STUDY TEXT:
:::::


  To achieve the movement strategy a new pedestrian square is created to the south of the Festival Hall, providing visual links and views across and out of the whole site. There is also a new east/west pedestrian route giving access to Waterloo Bridge, as well as improved variants of the existing north/south routes. Belvedere Road becomes the vehicular route across the site, with service roads leaving it at the eastern edge of the site and the west of the Festival Hall and running towards the river.

  The accommodation strategy involves:

    (i)  Raising the level of the Jubilee Gardens, doubling its size to include the present car-park and providing beneath it the "blind" accommodation needed for the NFT, Theatre Museum and other public uses.

    (ii)  Retaining and re-furbishing the Hayward Gallery. Technical studies have shown that this, and the other 60s buildings, are structurally sound and robust.

    (iii)  Building a new 1,100 seat concert hall on the Hungerford site.

    (iv)  Holding a competition for the refurbishment/partial rebuilding of the Queen Elizabeth Hall.

    (v)  Constructing a building between the railway and the Royal Festival Hall, to shield the latter—and Festival Square—from the railway noise.

    (vi)  To build two new commercial buildings of "blade" form, about 10 storeys high, one to the west of Waterloo Bridge and one to the west of the railway. The bridge-side building might be an hotel. There would be competitions for these, as for the other new buildings.

:::::

(Document understanding data)
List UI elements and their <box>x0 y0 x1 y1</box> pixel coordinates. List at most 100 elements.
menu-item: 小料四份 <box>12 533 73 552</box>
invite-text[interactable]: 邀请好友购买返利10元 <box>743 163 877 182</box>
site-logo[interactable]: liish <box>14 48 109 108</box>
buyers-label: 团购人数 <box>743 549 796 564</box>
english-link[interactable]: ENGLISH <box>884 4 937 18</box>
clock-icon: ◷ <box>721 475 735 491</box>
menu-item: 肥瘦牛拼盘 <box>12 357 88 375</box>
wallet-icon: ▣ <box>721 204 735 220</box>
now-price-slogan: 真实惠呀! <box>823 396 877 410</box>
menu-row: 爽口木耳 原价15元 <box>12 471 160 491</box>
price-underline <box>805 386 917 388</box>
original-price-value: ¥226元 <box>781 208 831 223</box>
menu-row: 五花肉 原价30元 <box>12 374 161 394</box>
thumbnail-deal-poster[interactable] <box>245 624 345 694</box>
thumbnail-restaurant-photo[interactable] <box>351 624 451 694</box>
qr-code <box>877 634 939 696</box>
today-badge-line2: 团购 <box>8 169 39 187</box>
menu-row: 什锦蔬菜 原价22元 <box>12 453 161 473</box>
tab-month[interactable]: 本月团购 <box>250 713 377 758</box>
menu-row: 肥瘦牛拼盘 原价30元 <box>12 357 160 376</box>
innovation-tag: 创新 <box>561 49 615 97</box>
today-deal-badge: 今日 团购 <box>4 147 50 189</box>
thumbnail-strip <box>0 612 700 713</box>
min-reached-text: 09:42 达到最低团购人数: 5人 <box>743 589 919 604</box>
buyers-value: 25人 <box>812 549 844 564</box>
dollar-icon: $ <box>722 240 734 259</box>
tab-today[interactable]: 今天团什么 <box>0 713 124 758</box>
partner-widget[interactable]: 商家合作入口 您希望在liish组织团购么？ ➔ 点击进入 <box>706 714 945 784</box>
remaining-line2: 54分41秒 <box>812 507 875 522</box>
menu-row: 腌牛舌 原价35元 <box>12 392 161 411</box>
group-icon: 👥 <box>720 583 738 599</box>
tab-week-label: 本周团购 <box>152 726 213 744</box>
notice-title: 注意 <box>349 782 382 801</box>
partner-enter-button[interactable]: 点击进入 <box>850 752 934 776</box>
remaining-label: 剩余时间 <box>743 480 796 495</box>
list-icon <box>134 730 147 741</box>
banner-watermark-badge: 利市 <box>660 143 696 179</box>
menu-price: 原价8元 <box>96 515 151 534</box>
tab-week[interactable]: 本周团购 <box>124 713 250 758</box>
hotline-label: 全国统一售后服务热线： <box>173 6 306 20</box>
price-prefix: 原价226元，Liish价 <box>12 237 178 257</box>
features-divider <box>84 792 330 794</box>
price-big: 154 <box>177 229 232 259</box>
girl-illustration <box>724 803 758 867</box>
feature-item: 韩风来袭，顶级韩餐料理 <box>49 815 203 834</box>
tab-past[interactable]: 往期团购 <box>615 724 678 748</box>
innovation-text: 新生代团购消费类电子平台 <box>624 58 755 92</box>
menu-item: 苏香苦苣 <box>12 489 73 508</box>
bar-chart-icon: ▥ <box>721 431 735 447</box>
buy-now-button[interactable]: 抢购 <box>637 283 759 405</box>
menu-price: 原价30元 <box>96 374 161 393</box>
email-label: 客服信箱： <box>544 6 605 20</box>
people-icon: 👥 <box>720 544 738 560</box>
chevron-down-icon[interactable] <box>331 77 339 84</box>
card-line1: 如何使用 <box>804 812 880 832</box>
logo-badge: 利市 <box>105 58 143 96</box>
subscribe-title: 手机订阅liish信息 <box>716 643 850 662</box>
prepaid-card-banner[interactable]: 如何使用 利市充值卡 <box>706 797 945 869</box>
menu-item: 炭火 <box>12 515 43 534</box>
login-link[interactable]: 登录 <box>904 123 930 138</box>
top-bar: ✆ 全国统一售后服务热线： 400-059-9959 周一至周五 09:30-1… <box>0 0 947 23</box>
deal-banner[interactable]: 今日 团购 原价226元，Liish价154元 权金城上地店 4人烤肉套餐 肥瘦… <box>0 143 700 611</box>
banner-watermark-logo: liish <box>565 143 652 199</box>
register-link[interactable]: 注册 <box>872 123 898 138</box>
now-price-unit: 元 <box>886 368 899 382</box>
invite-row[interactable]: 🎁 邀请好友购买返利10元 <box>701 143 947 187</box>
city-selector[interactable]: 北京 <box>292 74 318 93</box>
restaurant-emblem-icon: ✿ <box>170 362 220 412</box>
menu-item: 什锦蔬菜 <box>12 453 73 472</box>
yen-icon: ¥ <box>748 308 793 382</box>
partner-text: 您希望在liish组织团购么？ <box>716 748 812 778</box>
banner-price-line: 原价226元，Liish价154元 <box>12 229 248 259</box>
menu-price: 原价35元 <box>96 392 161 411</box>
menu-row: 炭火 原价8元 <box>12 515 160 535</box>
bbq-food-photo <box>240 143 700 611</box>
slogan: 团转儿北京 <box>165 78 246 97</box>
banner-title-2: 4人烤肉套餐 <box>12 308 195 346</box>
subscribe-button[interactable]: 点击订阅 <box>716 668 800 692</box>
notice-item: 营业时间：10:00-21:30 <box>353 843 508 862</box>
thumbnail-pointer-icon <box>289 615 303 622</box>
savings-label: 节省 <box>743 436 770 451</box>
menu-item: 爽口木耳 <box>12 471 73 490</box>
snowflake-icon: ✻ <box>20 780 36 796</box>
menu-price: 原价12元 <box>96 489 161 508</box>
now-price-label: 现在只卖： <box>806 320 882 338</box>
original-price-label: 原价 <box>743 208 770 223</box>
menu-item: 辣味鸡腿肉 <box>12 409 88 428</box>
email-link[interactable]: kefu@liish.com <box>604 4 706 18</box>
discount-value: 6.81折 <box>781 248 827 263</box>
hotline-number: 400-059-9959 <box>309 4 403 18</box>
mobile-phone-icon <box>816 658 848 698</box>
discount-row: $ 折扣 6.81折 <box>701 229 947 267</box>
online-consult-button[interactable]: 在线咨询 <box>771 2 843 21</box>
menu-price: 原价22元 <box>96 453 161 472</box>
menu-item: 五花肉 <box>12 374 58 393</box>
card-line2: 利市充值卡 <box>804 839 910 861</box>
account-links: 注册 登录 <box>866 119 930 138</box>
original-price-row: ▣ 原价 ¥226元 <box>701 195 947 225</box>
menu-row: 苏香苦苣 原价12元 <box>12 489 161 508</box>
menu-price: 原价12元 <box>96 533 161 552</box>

:::::

REQUIRED ACTION 1:
Answer these questions from the South Bank site plan text:
(a) Which road becomes the vehicular route across the site?
(b) How many seats will the new concert hall have, and on which site will it be built?
(c) What is the building between the railway and the Royal Festival Hall meant to shield, and from what?
REQUIRED ACTION 2: Write the next part of the South Bank site plan text, starting after its final sentence.

ANSWER SECTION 1:
(a) Belvedere Road.
(b) 1,100 seats, on the Hungerford site.
(c) The Royal Festival Hall and Festival Square, from the railway noise.

ANSWER SECTION 2:
  In general, the committee strongly supports the main elements of the master-plan. We welcome the decision to undertake technical studies in respect of the 1960s buildings and the pedestrian movements across the site and to consult widely amongst the public and interested parties. We believe that this had led to soundly-based sensible proposals.

  We particularly welcome the proposal to raise Jubilee Gardens and double it in size. As well as providing space for much-needed extra accommodation this provides a genuine benefit in that it gives a view of the river from the park. There is no reason at all in our view why a park of the form indicated should be in any way compromised by the development beneath.

  The movement strategy is also welcomed both as it affects vehicles and pedestrians. At the same time, we wish to point out that the problem of access from Waterloo Bridge for the important east-west pedestrian route does not appear to have been solved satisfactorily so far: it needs to be made accessible and inviting.

  Where the proposed buildings are concerned, we welcome the proposal for the new concert hall, and note that this will enable the whole project to be phased in a sensible and practical way. We also endorse the idea of the building to screen Festival Square and the Royal Festival Hall from the railway, and applaud the decision to save the Hayward Gallery.

  The two "blade" buildings will clearly be a controversial aspect of the proposals. In launching competitions for these buildings we believe that the briefs should contain technical studies of their potential impact in all the important views they will affect but should not be highly prescriptive about the form they should take. We think that entrants should be free to exercise their imaginations in considering how to provide the accommodation required on the site. A similar approach should be taken to that envisaged for the Queen Elizabeth Hall competition.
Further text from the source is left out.